— begin Records supplied —
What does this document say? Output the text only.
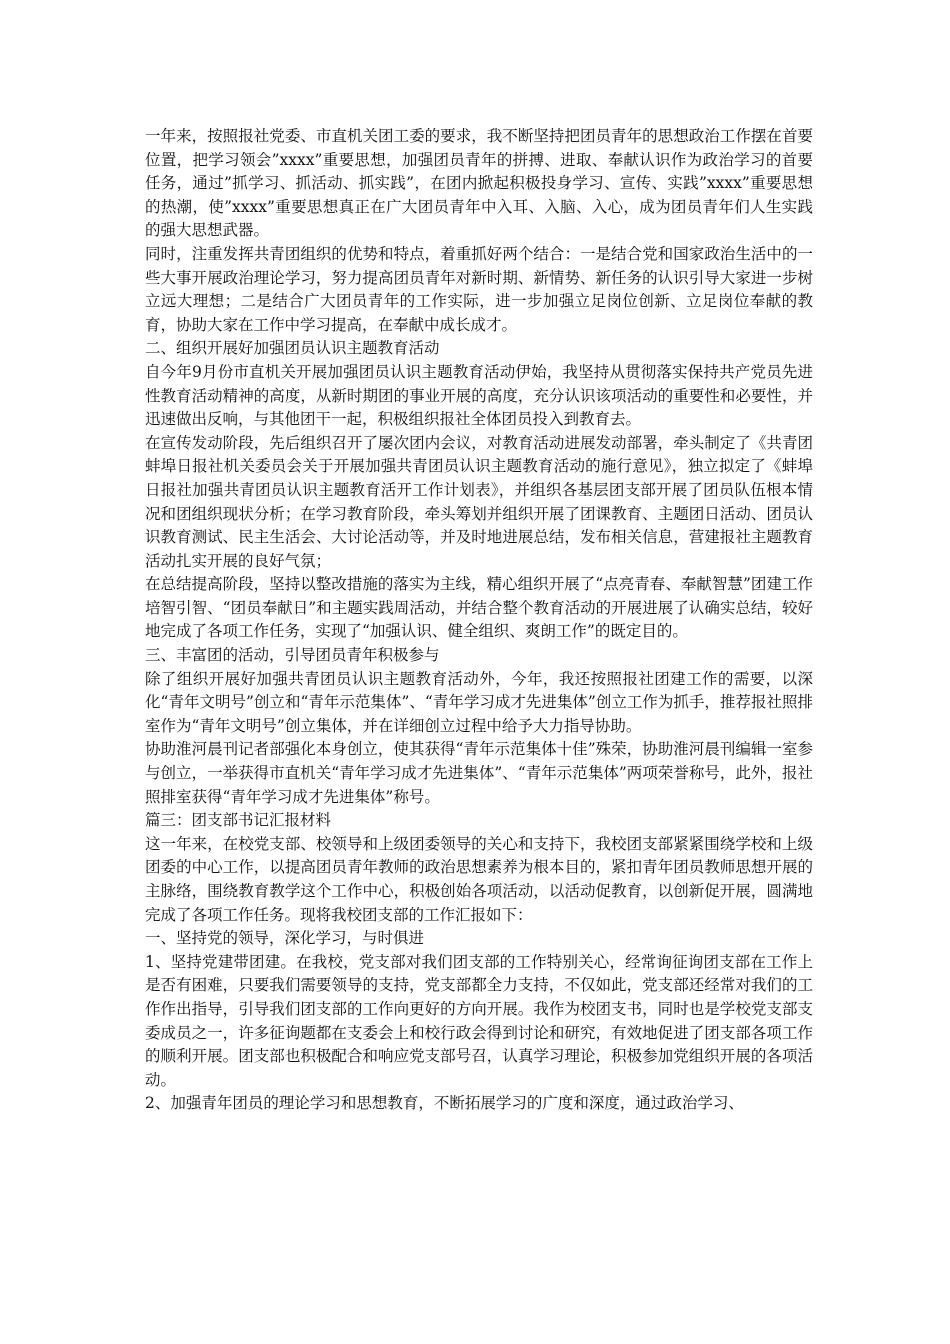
一年来，按照报社党委、市直机关团工委的要求，我不断坚持把团员青年的思想政治工作摆在首要位置，把学习领会”xxxx”重要思想，加强团员青年的拼搏、进取、奉献认识作为政治学习的首要任务，通过”抓学习、抓活动、抓实践”，在团内掀起积极投身学习、宣传、实践”xxxx”重要思想的热潮，使”xxxx”重要思想真正在广大团员青年中入耳、入脑、入心，成为团员青年们人生实践的强大思想武器。

同时，注重发挥共青团组织的优势和特点，着重抓好两个结合：一是结合党和国家政治生活中的一些大事开展政治理论学习，努力提高团员青年对新时期、新情势、新任务的认识引导大家进一步树立远大理想；二是结合广大团员青年的工作实际，进一步加强立足岗位创新、立足岗位奉献的教育，协助大家在工作中学习提高，在奉献中成长成才。

二、组织开展好加强团员认识主题教育活动

自今年9月份市直机关开展加强团员认识主题教育活动伊始，我坚持从贯彻落实保持共产党员先进性教育活动精神的高度，从新时期团的事业开展的高度，充分认识该项活动的重要性和必要性，并迅速做出反响，与其他团干一起，积极组织报社全体团员投入到教育去。

在宣传发动阶段，先后组织召开了屡次团内会议，对教育活动进展发动部署，牵头制定了《共青团蚌埠日报社机关委员会关于开展加强共青团员认识主题教育活动的施行意见》，独立拟定了《蚌埠日报社加强共青团员认识主题教育活开工作计划表》，并组织各基层团支部开展了团员队伍根本情况和团组织现状分析；在学习教育阶段，牵头筹划并组织开展了团课教育、主题团日活动、团员认识教育测试、民主生活会、大讨论活动等，并及时地进展总结，发布相关信息，营建报社主题教育活动扎实开展的良好气氛；

在总结提高阶段，坚持以整改措施的落实为主线，精心组织开展了“点亮青春、奉献智慧”团建工作培智引智、“团员奉献日”和主题实践周活动，并结合整个教育活动的开展进展了认确实总结，较好地完成了各项工作任务，实现了“加强认识、健全组织、爽朗工作”的既定目的。

三、丰富团的活动，引导团员青年积极参与

除了组织开展好加强共青团员认识主题教育活动外，今年，我还按照报社团建工作的需要，以深化“青年文明号”创立和“青年示范集体”、“青年学习成才先进集体”创立工作为抓手，推荐报社照排室作为“青年文明号”创立集体，并在详细创立过程中给予大力指导协助。

协助淮河晨刊记者部强化本身创立，使其获得“青年示范集体十佳”殊荣，协助淮河晨刊编辑一室参与创立，一举获得市直机关“青年学习成才先进集体”、“青年示范集体”两项荣誉称号，此外，报社照排室获得“青年学习成才先进集体”称号。

篇三：团支部书记汇报材料

这一年来，在校党支部、校领导和上级团委领导的关心和支持下，我校团支部紧紧围绕学校和上级团委的中心工作，以提高团员青年教师的政治思想素养为根本目的，紧扣青年团员教师思想开展的主脉络，围绕教育教学这个工作中心，积极创始各项活动，以活动促教育，以创新促开展，圆满地完成了各项工作任务。现将我校团支部的工作汇报如下：

一、坚持党的领导，深化学习，与时俱进

1、坚持党建带团建。在我校，党支部对我们团支部的工作特别关心，经常询征询团支部在工作上是否有困难，只要我们需要领导的支持，党支部都全力支持，不仅如此，党支部还经常对我们的工作作出指导，引导我们团支部的工作向更好的方向开展。我作为校团支书，同时也是学校党支部支委成员之一，许多征询题都在支委会上和校行政会得到讨论和研究，有效地促进了团支部各项工作的顺利开展。团支部也积极配合和响应党支部号召，认真学习理论，积极参加党组织开展的各项活动。

2、加强青年团员的理论学习和思想教育，不断拓展学习的广度和深度，通过政治学习、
— end Records supplied —
Required work:
Images should not appear in the copy; retype the listing above exactly.

Response to the task:
What does this document say? Output the text only.
一年来，按照报社党委、市直机关团工委的要求，我不断坚持把团员青年的思想政治工作摆在首要位置，把学习领会”xxxx”重要思想，加强团员青年的拼搏、进取、奉献认识作为政治学习的首要任务，通过”抓学习、抓活动、抓实践”，在团内掀起积极投身学习、宣传、实践”xxxx”重要思想的热潮，使”xxxx”重要思想真正在广大团员青年中入耳、入脑、入心，成为团员青年们人生实践的强大思想武器。

同时，注重发挥共青团组织的优势和特点，着重抓好两个结合：一是结合党和国家政治生活中的一些大事开展政治理论学习，努力提高团员青年对新时期、新情势、新任务的认识引导大家进一步树立远大理想；二是结合广大团员青年的工作实际，进一步加强立足岗位创新、立足岗位奉献的教育，协助大家在工作中学习提高，在奉献中成长成才。

二、组织开展好加强团员认识主题教育活动

自今年9月份市直机关开展加强团员认识主题教育活动伊始，我坚持从贯彻落实保持共产党员先进性教育活动精神的高度，从新时期团的事业开展的高度，充分认识该项活动的重要性和必要性，并迅速做出反响，与其他团干一起，积极组织报社全体团员投入到教育去。

在宣传发动阶段，先后组织召开了屡次团内会议，对教育活动进展发动部署，牵头制定了《共青团蚌埠日报社机关委员会关于开展加强共青团员认识主题教育活动的施行意见》，独立拟定了《蚌埠日报社加强共青团员认识主题教育活开工作计划表》，并组织各基层团支部开展了团员队伍根本情况和团组织现状分析；在学习教育阶段，牵头筹划并组织开展了团课教育、主题团日活动、团员认识教育测试、民主生活会、大讨论活动等，并及时地进展总结，发布相关信息，营建报社主题教育活动扎实开展的良好气氛；

在总结提高阶段，坚持以整改措施的落实为主线，精心组织开展了“点亮青春、奉献智慧”团建工作培智引智、“团员奉献日”和主题实践周活动，并结合整个教育活动的开展进展了认确实总结，较好地完成了各项工作任务，实现了“加强认识、健全组织、爽朗工作”的既定目的。

三、丰富团的活动，引导团员青年积极参与

除了组织开展好加强共青团员认识主题教育活动外，今年，我还按照报社团建工作的需要，以深化“青年文明号”创立和“青年示范集体”、“青年学习成才先进集体”创立工作为抓手，推荐报社照排室作为“青年文明号”创立集体，并在详细创立过程中给予大力指导协助。

协助淮河晨刊记者部强化本身创立，使其获得“青年示范集体十佳”殊荣，协助淮河晨刊编辑一室参与创立，一举获得市直机关“青年学习成才先进集体”、“青年示范集体”两项荣誉称号，此外，报社照排室获得“青年学习成才先进集体”称号。

篇三：团支部书记汇报材料

这一年来，在校党支部、校领导和上级团委领导的关心和支持下，我校团支部紧紧围绕学校和上级团委的中心工作，以提高团员青年教师的政治思想素养为根本目的，紧扣青年团员教师思想开展的主脉络，围绕教育教学这个工作中心，积极创始各项活动，以活动促教育，以创新促开展，圆满地完成了各项工作任务。现将我校团支部的工作汇报如下：

一、坚持党的领导，深化学习，与时俱进

1、坚持党建带团建。在我校，党支部对我们团支部的工作特别关心，经常询征询团支部在工作上是否有困难，只要我们需要领导的支持，党支部都全力支持，不仅如此，党支部还经常对我们的工作作出指导，引导我们团支部的工作向更好的方向开展。我作为校团支书，同时也是学校党支部支委成员之一，许多征询题都在支委会上和校行政会得到讨论和研究，有效地促进了团支部各项工作的顺利开展。团支部也积极配合和响应党支部号召，认真学习理论，积极参加党组织开展的各项活动。

2、加强青年团员的理论学习和思想教育，不断拓展学习的广度和深度，通过政治学习、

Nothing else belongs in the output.